PROMPT: Exactly as given, repeat all of the entries.

(Recorded data)
▽

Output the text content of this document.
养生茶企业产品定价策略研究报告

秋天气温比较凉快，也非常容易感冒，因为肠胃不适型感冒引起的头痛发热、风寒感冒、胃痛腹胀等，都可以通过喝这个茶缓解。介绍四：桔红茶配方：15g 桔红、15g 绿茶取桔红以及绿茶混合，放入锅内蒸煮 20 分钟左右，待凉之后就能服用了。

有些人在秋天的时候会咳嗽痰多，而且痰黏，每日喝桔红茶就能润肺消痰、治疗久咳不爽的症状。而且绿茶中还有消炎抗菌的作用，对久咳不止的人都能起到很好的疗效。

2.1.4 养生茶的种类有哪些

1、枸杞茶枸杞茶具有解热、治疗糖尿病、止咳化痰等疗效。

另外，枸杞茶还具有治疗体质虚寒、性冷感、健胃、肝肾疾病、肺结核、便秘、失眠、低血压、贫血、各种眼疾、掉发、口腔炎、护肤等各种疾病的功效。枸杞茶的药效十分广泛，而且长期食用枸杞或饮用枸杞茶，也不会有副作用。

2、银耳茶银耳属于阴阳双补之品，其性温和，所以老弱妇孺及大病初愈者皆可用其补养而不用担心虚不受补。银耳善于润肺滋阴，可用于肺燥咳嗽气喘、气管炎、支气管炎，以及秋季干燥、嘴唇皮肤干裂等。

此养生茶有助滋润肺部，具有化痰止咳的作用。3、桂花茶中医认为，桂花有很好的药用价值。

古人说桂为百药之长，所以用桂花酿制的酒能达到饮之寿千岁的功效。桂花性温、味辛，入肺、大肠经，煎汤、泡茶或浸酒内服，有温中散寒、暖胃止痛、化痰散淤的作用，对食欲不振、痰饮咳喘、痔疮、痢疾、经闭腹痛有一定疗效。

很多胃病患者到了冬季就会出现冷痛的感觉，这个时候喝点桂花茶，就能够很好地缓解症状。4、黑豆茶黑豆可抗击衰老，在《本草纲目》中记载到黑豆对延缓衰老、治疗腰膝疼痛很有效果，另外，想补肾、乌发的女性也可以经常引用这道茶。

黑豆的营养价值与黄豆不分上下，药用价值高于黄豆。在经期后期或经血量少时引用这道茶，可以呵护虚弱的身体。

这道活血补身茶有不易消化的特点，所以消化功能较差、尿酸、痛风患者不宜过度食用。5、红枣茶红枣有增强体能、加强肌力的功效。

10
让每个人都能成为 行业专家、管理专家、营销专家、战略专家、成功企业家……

△

RESULT OF THE EXERCISE:
Output the text content of this document.
养生茶企业产品定价策略研究报告

秋天气温比较凉快，也非常容易感冒，因为肠胃不适型感冒引起的头痛发热、风寒感冒、胃痛腹胀等，都可以通过喝这个茶缓解。介绍四：桔红茶配方：15g 桔红、15g 绿茶取桔红以及绿茶混合，放入锅内蒸煮 20 分钟左右，待凉之后就能服用了。

有些人在秋天的时候会咳嗽痰多，而且痰黏，每日喝桔红茶就能润肺消痰、治疗久咳不爽的症状。而且绿茶中还有消炎抗菌的作用，对久咳不止的人都能起到很好的疗效。

2.1.4 养生茶的种类有哪些

1、枸杞茶枸杞茶具有解热、治疗糖尿病、止咳化痰等疗效。

另外，枸杞茶还具有治疗体质虚寒、性冷感、健胃、肝肾疾病、肺结核、便秘、失眠、低血压、贫血、各种眼疾、掉发、口腔炎、护肤等各种疾病的功效。枸杞茶的药效十分广泛，而且长期食用枸杞或饮用枸杞茶，也不会有副作用。

2、银耳茶银耳属于阴阳双补之品，其性温和，所以老弱妇孺及大病初愈者皆可用其补养而不用担心虚不受补。银耳善于润肺滋阴，可用于肺燥咳嗽气喘、气管炎、支气管炎，以及秋季干燥、嘴唇皮肤干裂等。

此养生茶有助滋润肺部，具有化痰止咳的作用。3、桂花茶中医认为，桂花有很好的药用价值。

古人说桂为百药之长，所以用桂花酿制的酒能达到饮之寿千岁的功效。桂花性温、味辛，入肺、大肠经，煎汤、泡茶或浸酒内服，有温中散寒、暖胃止痛、化痰散淤的作用，对食欲不振、痰饮咳喘、痔疮、痢疾、经闭腹痛有一定疗效。

很多胃病患者到了冬季就会出现冷痛的感觉，这个时候喝点桂花茶，就能够很好地缓解症状。4、黑豆茶黑豆可抗击衰老，在《本草纲目》中记载到黑豆对延缓衰老、治疗腰膝疼痛很有效果，另外，想补肾、乌发的女性也可以经常引用这道茶。

黑豆的营养价值与黄豆不分上下，药用价值高于黄豆。在经期后期或经血量少时引用这道茶，可以呵护虚弱的身体。

这道活血补身茶有不易消化的特点，所以消化功能较差、尿酸、痛风患者不宜过度食用。5、红枣茶红枣有增强体能、加强肌力的功效。

10
让每个人都能成为 行业专家、管理专家、营销专家、战略专家、成功企业家……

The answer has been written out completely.